=== Prompt ===
From the records, pick out and copy each line containing "JSON".

-- START OF Stored rows --

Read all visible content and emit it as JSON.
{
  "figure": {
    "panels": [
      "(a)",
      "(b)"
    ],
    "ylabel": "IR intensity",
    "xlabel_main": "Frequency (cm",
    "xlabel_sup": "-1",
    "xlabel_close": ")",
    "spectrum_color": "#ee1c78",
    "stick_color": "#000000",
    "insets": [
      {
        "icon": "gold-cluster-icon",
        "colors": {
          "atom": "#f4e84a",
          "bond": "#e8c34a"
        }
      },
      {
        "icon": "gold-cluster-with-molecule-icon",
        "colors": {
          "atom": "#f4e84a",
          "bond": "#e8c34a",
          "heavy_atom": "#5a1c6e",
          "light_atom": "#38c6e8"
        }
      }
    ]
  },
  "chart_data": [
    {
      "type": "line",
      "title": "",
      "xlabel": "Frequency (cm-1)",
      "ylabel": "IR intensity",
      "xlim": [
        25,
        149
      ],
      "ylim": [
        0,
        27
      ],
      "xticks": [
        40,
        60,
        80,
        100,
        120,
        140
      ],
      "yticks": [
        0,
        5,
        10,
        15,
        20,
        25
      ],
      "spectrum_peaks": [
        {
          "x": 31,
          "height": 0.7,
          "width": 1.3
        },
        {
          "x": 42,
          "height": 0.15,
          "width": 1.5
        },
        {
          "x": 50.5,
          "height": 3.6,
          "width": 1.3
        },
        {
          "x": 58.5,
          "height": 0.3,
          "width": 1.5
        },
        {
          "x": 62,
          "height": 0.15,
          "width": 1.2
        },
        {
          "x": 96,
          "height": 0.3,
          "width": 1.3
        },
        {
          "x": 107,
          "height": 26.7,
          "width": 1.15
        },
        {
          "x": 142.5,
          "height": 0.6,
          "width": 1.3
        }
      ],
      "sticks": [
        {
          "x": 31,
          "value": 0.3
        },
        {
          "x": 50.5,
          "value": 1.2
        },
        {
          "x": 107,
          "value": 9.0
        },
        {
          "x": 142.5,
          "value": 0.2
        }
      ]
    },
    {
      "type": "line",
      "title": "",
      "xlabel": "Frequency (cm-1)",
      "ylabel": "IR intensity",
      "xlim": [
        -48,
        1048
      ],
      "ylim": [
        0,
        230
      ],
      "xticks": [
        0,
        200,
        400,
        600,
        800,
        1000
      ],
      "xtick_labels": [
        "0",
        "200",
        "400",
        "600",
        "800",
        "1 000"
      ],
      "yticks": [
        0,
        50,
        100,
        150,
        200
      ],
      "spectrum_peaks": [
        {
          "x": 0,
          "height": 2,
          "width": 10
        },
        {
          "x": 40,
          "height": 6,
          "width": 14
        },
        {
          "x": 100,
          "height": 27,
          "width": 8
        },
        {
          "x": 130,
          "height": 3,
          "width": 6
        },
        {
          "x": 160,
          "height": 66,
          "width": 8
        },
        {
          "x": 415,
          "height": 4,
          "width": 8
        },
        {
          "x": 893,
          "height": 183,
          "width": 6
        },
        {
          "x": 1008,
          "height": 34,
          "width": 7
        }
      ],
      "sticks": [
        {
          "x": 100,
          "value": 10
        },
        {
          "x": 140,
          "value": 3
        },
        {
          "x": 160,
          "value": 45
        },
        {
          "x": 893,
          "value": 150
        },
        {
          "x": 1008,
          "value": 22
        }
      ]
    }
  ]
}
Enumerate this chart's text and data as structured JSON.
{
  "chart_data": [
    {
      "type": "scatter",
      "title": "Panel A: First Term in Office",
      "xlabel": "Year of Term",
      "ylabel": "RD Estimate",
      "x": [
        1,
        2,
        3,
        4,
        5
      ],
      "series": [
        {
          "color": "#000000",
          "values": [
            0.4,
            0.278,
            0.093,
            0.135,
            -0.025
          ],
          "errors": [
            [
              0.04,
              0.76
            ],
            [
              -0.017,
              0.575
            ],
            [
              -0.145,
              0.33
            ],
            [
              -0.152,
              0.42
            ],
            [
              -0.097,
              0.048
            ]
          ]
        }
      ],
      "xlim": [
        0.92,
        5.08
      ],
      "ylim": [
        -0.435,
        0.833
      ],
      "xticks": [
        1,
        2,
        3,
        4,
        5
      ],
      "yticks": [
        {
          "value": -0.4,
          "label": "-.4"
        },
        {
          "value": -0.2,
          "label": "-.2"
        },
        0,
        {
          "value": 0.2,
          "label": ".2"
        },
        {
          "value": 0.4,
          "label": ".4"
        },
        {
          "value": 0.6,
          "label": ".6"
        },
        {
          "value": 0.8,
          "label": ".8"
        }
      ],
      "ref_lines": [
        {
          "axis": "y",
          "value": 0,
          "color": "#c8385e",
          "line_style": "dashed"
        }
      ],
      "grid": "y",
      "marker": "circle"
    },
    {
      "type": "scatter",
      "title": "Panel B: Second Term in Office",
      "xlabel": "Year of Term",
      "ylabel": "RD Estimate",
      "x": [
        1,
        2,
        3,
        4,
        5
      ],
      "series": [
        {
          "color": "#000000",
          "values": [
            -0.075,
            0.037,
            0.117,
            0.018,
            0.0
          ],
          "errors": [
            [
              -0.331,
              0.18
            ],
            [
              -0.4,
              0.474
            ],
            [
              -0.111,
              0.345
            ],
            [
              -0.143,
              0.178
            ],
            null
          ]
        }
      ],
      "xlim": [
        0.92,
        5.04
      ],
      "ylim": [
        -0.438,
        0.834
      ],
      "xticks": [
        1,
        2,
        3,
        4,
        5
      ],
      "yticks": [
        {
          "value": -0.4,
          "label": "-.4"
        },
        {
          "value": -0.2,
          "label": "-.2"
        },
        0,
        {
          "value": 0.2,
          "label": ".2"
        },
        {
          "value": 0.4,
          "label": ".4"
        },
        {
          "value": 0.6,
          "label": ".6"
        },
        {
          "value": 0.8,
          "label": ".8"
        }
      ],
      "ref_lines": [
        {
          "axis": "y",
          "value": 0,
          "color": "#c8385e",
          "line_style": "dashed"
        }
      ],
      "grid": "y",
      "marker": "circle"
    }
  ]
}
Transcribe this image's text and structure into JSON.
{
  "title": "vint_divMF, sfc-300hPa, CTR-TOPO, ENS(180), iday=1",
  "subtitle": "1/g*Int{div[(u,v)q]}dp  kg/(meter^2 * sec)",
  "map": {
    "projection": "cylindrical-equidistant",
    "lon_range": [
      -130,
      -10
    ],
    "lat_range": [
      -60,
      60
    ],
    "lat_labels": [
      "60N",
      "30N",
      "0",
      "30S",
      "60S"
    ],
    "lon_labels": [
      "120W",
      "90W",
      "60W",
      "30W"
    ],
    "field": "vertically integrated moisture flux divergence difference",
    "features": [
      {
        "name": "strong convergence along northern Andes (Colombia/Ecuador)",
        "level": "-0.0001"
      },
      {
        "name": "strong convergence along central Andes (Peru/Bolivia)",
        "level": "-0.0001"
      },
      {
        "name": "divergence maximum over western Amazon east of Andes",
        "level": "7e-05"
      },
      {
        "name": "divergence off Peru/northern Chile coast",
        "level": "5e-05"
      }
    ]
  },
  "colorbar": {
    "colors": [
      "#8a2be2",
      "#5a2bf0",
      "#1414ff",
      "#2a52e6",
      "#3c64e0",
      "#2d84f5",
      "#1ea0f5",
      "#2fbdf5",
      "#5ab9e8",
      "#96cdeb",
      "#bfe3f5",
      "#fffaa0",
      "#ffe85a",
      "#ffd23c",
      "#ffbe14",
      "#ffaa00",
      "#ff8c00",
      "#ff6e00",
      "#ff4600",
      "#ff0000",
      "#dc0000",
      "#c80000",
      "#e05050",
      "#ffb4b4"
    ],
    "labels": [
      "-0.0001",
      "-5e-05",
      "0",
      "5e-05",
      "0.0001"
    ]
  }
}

-- END OF Stored rows --

=== The output ===
Read all visible content and emit it as JSON.
Enumerate this chart's text and data as structured JSON.
Transcribe this image's text and structure into JSON.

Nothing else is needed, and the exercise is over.